(Stored items from a collection)
☆ ☆ ☆ ☆ ☆ ☆ ☆

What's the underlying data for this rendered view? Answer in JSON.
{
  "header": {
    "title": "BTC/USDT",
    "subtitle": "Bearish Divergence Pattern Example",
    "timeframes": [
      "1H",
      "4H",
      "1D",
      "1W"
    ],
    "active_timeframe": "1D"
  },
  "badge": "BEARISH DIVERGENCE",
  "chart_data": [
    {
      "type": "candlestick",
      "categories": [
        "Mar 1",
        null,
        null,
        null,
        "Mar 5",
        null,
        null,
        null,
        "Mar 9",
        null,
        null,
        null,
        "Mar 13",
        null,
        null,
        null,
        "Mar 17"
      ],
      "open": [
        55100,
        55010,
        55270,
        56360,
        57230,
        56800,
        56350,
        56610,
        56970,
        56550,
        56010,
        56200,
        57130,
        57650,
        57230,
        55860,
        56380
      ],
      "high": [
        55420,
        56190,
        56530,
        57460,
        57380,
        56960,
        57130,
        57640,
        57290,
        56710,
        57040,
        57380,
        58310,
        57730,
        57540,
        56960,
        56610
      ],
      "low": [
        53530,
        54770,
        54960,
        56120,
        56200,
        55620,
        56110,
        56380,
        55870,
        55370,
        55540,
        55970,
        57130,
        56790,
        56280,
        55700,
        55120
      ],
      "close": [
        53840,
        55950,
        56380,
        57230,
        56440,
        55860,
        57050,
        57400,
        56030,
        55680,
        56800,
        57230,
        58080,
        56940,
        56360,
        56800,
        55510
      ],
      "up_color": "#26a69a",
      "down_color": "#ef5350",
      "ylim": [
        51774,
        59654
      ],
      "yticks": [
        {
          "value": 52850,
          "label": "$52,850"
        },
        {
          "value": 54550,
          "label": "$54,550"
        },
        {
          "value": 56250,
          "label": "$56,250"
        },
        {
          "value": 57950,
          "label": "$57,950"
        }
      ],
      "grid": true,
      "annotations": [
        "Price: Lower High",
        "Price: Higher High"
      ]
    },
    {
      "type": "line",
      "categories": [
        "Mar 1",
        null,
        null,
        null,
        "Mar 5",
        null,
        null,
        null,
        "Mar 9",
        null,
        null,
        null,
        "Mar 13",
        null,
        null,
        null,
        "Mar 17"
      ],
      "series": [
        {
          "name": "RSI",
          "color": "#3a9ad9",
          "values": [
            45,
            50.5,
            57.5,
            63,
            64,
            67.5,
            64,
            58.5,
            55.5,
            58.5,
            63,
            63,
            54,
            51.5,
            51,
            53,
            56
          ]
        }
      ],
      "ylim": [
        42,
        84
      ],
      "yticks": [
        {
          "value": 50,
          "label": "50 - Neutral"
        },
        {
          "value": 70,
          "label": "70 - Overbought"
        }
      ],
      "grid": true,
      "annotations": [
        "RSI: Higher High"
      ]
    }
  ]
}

☆ ☆ ☆ ☆ ☆ ☆ ☆

Set down all of the entries exactly, please.

What's the underlying data for this rendered view? Answer in JSON.
{
  "header": {
    "title": "BTC/USDT",
    "subtitle": "Bearish Divergence Pattern Example",
    "timeframes": [
      "1H",
      "4H",
      "1D",
      "1W"
    ],
    "active_timeframe": "1D"
  },
  "badge": "BEARISH DIVERGENCE",
  "chart_data": [
    {
      "type": "candlestick",
      "categories": [
        "Mar 1",
        null,
        null,
        null,
        "Mar 5",
        null,
        null,
        null,
        "Mar 9",
        null,
        null,
        null,
        "Mar 13",
        null,
        null,
        null,
        "Mar 17"
      ],
      "open": [
        55100,
        55010,
        55270,
        56360,
        57230,
        56800,
        56350,
        56610,
        56970,
        56550,
        56010,
        56200,
        57130,
        57650,
        57230,
        55860,
        56380
      ],
      "high": [
        55420,
        56190,
        56530,
        57460,
        57380,
        56960,
        57130,
        57640,
        57290,
        56710,
        57040,
        57380,
        58310,
        57730,
        57540,
        56960,
        56610
      ],
      "low": [
        53530,
        54770,
        54960,
        56120,
        56200,
        55620,
        56110,
        56380,
        55870,
        55370,
        55540,
        55970,
        57130,
        56790,
        56280,
        55700,
        55120
      ],
      "close": [
        53840,
        55950,
        56380,
        57230,
        56440,
        55860,
        57050,
        57400,
        56030,
        55680,
        56800,
        57230,
        58080,
        56940,
        56360,
        56800,
        55510
      ],
      "up_color": "#26a69a",
      "down_color": "#ef5350",
      "ylim": [
        51774,
        59654
      ],
      "yticks": [
        {
          "value": 52850,
          "label": "$52,850"
        },
        {
          "value": 54550,
          "label": "$54,550"
        },
        {
          "value": 56250,
          "label": "$56,250"
        },
        {
          "value": 57950,
          "label": "$57,950"
        }
      ],
      "grid": true,
      "annotations": [
        "Price: Lower High",
        "Price: Higher High"
      ]
    },
    {
      "type": "line",
      "categories": [
        "Mar 1",
        null,
        null,
        null,
        "Mar 5",
        null,
        null,
        null,
        "Mar 9",
        null,
        null,
        null,
        "Mar 13",
        null,
        null,
        null,
        "Mar 17"
      ],
      "series": [
        {
          "name": "RSI",
          "color": "#3a9ad9",
          "values": [
            45,
            50.5,
            57.5,
            63,
            64,
            67.5,
            64,
            58.5,
            55.5,
            58.5,
            63,
            63,
            54,
            51.5,
            51,
            53,
            56
          ]
        }
      ],
      "ylim": [
        42,
        84
      ],
      "yticks": [
        {
          "value": 50,
          "label": "50 - Neutral"
        },
        {
          "value": 70,
          "label": "70 - Overbought"
        }
      ],
      "grid": true,
      "annotations": [
        "RSI: Higher High"
      ]
    }
  ]
}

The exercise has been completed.